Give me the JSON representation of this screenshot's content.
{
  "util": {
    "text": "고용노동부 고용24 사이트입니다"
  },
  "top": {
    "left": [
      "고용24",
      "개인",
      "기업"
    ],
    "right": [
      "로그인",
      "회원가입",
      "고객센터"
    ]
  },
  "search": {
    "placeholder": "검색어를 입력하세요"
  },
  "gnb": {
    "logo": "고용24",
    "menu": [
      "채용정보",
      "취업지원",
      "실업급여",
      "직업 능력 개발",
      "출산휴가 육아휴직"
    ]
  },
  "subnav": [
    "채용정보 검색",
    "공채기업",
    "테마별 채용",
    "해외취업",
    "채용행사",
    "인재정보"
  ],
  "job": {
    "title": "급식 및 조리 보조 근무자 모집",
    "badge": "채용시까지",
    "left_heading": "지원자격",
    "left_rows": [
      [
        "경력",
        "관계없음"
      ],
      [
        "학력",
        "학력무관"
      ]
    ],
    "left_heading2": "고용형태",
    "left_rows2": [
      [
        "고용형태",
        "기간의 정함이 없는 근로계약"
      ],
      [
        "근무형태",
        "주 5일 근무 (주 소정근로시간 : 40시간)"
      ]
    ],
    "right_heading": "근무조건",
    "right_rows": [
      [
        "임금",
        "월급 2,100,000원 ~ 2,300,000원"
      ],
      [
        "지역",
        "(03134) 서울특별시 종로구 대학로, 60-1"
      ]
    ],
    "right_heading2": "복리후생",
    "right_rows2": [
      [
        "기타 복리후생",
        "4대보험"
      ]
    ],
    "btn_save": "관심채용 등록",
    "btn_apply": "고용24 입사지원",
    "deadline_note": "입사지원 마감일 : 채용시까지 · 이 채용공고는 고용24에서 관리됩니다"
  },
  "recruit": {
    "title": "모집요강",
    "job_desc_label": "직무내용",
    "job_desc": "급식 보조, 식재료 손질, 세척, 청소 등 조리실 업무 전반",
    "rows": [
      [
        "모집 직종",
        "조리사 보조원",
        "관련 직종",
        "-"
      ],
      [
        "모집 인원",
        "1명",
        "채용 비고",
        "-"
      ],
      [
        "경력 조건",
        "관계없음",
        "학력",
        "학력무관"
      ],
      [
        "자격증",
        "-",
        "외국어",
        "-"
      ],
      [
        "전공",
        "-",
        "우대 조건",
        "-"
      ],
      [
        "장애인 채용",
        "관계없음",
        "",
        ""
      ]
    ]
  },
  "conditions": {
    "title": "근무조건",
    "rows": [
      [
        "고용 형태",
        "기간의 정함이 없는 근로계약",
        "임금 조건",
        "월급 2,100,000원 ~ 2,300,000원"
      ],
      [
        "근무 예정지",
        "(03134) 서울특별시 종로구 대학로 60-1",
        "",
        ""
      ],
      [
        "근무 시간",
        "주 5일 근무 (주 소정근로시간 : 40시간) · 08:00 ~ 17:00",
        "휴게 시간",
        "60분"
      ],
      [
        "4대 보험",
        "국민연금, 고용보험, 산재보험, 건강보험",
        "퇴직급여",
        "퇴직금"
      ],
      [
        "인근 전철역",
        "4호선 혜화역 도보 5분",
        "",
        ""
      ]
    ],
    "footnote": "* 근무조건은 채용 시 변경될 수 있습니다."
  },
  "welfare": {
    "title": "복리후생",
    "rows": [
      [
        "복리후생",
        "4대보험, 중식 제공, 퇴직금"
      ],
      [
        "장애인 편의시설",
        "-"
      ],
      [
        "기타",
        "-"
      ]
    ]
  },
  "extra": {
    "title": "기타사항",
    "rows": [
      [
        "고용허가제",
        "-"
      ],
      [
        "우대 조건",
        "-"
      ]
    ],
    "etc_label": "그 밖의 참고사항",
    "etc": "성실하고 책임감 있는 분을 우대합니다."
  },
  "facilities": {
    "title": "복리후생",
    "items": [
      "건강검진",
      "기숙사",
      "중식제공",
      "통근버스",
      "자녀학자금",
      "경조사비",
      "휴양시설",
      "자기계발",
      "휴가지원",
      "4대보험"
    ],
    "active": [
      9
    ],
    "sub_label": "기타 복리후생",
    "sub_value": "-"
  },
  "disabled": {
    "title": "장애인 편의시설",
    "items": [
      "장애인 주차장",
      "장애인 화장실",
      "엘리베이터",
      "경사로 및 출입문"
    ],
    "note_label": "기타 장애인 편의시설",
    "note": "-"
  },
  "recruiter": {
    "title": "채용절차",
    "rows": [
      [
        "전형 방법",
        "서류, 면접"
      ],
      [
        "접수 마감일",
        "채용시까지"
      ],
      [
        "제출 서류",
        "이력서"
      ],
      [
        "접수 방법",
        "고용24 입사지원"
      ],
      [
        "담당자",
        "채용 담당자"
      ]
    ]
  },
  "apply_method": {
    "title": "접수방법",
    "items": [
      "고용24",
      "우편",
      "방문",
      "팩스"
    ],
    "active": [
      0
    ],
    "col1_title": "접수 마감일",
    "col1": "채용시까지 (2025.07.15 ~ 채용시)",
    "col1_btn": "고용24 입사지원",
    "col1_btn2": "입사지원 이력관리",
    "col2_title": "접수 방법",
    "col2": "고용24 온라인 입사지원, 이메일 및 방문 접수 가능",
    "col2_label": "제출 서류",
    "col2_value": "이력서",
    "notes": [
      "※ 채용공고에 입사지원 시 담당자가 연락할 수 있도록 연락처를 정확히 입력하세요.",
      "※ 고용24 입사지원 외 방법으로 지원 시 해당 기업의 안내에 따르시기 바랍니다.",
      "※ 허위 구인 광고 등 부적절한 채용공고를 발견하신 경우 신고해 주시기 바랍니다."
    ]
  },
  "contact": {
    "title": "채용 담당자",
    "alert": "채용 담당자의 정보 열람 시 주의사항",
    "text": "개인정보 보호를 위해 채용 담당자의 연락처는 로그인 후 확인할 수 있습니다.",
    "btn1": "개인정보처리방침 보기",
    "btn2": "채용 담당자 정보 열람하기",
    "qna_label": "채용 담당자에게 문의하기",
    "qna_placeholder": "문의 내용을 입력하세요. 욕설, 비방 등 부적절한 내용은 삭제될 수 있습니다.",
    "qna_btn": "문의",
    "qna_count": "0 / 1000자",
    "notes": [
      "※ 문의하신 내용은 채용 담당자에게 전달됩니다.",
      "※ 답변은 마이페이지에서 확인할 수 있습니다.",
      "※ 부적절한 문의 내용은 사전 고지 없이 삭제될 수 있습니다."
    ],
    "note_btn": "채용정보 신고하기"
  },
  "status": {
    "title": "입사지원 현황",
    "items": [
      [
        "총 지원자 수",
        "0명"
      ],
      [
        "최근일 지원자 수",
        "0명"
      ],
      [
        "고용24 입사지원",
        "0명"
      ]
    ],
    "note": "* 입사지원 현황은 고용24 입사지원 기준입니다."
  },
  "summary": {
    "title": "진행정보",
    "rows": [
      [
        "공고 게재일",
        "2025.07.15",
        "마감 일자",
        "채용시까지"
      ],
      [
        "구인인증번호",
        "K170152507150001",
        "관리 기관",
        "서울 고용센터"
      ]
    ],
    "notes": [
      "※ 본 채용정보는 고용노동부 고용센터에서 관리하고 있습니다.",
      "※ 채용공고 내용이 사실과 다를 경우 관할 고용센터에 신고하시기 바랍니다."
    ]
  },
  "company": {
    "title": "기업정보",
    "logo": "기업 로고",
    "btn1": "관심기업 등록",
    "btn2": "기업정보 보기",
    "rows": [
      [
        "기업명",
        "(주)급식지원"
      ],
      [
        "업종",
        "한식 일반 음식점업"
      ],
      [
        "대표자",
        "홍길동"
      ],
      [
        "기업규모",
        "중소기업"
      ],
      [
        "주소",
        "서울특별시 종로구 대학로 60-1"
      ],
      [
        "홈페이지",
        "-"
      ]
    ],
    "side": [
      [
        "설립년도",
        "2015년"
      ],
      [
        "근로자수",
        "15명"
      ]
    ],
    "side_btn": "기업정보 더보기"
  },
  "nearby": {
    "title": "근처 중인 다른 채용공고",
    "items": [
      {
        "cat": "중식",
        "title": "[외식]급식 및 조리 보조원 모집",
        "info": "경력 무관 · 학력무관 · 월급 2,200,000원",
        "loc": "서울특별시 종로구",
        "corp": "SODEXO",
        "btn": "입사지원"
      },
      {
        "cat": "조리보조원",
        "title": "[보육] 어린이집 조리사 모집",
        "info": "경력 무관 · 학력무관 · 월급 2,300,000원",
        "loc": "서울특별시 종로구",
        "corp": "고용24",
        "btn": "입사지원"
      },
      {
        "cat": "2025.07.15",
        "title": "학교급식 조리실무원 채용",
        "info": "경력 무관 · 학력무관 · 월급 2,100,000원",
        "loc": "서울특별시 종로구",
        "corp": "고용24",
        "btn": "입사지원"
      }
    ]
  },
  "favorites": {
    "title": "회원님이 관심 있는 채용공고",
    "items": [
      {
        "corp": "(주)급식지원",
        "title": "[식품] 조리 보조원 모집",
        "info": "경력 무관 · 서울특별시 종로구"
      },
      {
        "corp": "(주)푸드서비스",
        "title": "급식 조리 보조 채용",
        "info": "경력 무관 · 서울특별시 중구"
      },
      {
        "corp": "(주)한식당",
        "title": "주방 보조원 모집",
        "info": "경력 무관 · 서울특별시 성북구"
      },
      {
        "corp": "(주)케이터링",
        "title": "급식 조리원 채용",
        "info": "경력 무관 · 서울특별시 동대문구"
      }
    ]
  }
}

◇ ◇ ◇ ◇

*DIRECTION:* Check each line of the data above for the word "서울특별시", then state how many lines have it. Give the number alone.

*RESULT OF THIS TASK:* 10